# start of INPUT MATERIAL
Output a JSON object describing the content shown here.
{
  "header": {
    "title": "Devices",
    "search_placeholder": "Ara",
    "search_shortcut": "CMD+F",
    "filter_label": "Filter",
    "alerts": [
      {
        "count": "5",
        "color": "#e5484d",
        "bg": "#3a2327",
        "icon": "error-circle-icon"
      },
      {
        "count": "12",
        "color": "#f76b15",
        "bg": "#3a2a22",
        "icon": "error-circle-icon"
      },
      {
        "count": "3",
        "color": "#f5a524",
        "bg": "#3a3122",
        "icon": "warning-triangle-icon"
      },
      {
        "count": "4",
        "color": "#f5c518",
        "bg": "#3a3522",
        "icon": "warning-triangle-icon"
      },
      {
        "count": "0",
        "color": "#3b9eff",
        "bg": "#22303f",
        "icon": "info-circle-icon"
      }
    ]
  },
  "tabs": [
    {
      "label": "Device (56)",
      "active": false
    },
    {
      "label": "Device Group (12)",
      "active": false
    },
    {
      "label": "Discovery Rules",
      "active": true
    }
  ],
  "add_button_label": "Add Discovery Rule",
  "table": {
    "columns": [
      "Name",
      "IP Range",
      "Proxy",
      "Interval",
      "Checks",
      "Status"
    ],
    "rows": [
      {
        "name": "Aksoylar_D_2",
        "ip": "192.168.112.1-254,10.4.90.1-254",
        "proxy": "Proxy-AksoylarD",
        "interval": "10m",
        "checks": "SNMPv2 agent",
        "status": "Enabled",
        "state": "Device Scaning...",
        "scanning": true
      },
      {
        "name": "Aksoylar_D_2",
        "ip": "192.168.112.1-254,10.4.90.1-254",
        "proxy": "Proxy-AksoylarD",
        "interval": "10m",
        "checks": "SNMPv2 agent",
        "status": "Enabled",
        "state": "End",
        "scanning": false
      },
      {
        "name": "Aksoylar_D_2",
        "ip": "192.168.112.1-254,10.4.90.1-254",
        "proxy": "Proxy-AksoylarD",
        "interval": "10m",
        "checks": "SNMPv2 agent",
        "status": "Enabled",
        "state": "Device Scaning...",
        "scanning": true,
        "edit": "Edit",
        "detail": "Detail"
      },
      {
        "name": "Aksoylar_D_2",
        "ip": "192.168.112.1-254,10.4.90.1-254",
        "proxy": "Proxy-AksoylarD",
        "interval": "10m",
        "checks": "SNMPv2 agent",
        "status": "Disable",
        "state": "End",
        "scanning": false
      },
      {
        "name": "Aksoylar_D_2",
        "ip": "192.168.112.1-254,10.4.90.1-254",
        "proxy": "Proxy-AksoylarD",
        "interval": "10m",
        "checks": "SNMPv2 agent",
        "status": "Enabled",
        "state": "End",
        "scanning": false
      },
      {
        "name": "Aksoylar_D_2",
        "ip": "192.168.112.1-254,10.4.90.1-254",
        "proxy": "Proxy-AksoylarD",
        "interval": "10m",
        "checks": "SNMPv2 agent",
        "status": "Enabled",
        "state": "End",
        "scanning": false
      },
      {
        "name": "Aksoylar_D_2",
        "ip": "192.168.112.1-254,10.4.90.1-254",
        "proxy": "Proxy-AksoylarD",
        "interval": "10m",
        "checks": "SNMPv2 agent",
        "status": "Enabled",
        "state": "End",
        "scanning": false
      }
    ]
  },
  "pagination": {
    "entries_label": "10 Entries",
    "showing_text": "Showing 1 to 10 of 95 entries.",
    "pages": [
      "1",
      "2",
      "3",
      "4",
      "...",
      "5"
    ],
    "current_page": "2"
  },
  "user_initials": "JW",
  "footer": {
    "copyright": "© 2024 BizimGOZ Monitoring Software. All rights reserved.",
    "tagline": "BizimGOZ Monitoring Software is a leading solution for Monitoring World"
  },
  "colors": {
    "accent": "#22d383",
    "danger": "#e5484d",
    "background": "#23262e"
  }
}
# end of INPUT MATERIAL
* [INSTRUCTION]
Search the entries for the word "Software", then list each line that holds it.

* [OUTPUT FOR THIS EXERCISE]
    "copyright": "© 2024 BizimGOZ Monitoring Software. All rights reserved.",
    "tagline": "BizimGOZ Monitoring Software is a leading solution for Monitoring World"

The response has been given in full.